• [Work instructions]:
A) According to the research news passage, what was the average serial interval of the novel coronavirus?
B) Copy the part of the research news passage starting with "Halting Blood Vessel" and going on through "blood vessel growth.".

• [Text passage]:

Investigators at University of Texas at Austin studying the novel coronavirus that causes COVID-19 found that the virus is very infectious, with the time between cases in a chain of transmission less than a week, and that more than 10% of patients are infected by somebody who has the virus but doesn’t have symptoms. The average serial interval was about four days. This is very similar to the flu, but it also means it is more difficult to contain.

Halting Blood Vessel Formation to Stop Tumor Growth

Angiogenesis is the formation of new blood vessels that tumors use to grow. For some time, it was thought that by interfering with that process, it would be an effective cancer treatment, but it hasn’t lived up to its promise because tumor cells produce more stimulatory molecules in response. National Institute of Health (NIH) researchers attempted a new strategy that halted angiogenesis by blocking any of the enzymes in what is knock as the PIP2 recycling series. In mice, it led to less tumor and tumor blood vessel growth.

• [Supplied data]:

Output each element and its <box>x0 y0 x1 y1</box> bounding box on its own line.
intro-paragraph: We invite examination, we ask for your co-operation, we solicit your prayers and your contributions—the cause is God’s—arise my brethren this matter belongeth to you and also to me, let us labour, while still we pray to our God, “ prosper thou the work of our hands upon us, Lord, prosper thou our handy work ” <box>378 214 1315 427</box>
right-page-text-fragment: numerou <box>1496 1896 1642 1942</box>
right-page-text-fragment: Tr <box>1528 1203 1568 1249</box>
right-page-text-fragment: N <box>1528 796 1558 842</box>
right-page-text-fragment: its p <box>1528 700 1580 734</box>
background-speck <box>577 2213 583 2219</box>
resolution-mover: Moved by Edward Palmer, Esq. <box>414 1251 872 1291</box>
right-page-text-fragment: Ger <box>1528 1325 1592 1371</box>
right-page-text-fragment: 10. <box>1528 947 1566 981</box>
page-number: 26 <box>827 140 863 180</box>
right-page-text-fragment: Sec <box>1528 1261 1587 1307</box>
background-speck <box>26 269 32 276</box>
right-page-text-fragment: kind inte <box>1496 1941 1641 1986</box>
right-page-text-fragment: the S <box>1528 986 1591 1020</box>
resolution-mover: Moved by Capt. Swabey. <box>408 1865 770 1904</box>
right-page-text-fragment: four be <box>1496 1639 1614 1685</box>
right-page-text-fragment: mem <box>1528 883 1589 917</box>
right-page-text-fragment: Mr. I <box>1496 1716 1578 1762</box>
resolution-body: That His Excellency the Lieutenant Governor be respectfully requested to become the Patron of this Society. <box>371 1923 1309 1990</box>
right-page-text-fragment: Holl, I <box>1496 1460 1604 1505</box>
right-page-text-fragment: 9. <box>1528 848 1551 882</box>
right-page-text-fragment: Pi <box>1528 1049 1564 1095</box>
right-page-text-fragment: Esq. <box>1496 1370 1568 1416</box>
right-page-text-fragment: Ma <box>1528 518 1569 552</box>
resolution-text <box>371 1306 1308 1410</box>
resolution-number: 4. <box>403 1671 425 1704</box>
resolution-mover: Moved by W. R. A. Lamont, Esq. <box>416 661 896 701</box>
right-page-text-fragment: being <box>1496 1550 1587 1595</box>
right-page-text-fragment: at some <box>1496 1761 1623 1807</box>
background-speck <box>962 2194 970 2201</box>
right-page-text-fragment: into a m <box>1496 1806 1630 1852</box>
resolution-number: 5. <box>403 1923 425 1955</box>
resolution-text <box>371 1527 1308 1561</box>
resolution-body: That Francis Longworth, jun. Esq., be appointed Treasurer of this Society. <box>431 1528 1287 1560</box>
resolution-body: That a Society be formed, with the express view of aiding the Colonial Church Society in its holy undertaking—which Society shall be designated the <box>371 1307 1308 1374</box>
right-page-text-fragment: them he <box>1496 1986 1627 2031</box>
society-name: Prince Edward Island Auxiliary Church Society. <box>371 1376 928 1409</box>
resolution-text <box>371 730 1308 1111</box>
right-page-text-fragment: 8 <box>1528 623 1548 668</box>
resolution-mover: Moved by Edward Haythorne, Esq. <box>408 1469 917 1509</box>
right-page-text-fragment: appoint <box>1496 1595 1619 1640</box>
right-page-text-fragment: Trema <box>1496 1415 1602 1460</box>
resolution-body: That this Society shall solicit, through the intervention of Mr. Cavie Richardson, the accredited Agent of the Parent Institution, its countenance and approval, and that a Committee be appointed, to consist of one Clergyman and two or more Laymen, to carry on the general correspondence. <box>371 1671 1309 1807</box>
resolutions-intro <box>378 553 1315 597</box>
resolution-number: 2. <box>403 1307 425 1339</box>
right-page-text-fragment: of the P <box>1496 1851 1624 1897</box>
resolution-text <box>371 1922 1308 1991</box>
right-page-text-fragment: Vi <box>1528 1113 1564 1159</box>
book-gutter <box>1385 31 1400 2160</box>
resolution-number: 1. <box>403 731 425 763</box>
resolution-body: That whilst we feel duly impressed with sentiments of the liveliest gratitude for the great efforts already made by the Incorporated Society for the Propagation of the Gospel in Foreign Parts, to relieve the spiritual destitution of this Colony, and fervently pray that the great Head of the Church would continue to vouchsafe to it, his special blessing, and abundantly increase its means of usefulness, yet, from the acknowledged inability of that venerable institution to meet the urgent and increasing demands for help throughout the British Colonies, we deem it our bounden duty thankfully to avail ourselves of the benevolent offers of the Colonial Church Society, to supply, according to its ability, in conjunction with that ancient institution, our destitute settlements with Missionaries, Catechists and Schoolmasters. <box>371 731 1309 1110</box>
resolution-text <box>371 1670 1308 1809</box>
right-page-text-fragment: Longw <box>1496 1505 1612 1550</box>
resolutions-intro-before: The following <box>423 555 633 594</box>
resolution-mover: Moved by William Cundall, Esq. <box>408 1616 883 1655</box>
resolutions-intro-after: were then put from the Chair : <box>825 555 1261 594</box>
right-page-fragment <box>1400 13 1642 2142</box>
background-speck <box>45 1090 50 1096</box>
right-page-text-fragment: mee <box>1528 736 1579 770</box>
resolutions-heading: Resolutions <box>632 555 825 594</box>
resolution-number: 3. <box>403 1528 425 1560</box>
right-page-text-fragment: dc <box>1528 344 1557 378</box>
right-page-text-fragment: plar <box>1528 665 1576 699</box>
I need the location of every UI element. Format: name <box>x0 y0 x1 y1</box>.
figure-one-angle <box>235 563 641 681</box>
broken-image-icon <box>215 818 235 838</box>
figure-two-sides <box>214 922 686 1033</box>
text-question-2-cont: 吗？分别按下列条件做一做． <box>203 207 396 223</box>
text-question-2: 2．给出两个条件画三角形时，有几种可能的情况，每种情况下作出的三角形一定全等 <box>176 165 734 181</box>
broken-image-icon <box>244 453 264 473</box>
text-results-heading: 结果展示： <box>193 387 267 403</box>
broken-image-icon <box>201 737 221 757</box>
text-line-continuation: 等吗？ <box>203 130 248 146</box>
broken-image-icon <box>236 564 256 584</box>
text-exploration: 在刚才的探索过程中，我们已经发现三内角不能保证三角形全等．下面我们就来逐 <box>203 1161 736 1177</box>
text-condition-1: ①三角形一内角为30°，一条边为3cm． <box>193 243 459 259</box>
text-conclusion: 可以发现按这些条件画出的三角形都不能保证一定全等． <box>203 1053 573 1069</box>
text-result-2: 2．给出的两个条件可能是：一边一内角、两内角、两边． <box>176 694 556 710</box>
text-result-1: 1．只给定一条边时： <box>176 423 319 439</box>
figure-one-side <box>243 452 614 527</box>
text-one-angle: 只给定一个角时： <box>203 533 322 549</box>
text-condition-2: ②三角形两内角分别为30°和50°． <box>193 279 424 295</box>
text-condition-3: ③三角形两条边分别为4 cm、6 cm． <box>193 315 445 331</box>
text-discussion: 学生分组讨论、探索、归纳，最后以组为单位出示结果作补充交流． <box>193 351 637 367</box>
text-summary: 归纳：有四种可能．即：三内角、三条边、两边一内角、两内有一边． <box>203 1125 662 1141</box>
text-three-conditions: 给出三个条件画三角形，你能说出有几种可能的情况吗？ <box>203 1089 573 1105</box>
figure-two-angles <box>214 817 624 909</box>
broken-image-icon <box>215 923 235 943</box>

• [List of answers]:
A) About four days.

B)
Halting Blood Vessel Formation to Stop Tumor Growth

Angiogenesis is the formation of new blood vessels that tumors use to grow. For some time, it was thought that by interfering with that process, it would be an effective cancer treatment, but it hasn’t lived up to its promise because tumor cells produce more stimulatory molecules in response. National Institute of Health (NIH) researchers attempted a new strategy that halted angiogenesis by blocking any of the enzymes in what is knock as the PIP2 recycling series. In mice, it led to less tumor and tumor blood vessel growth.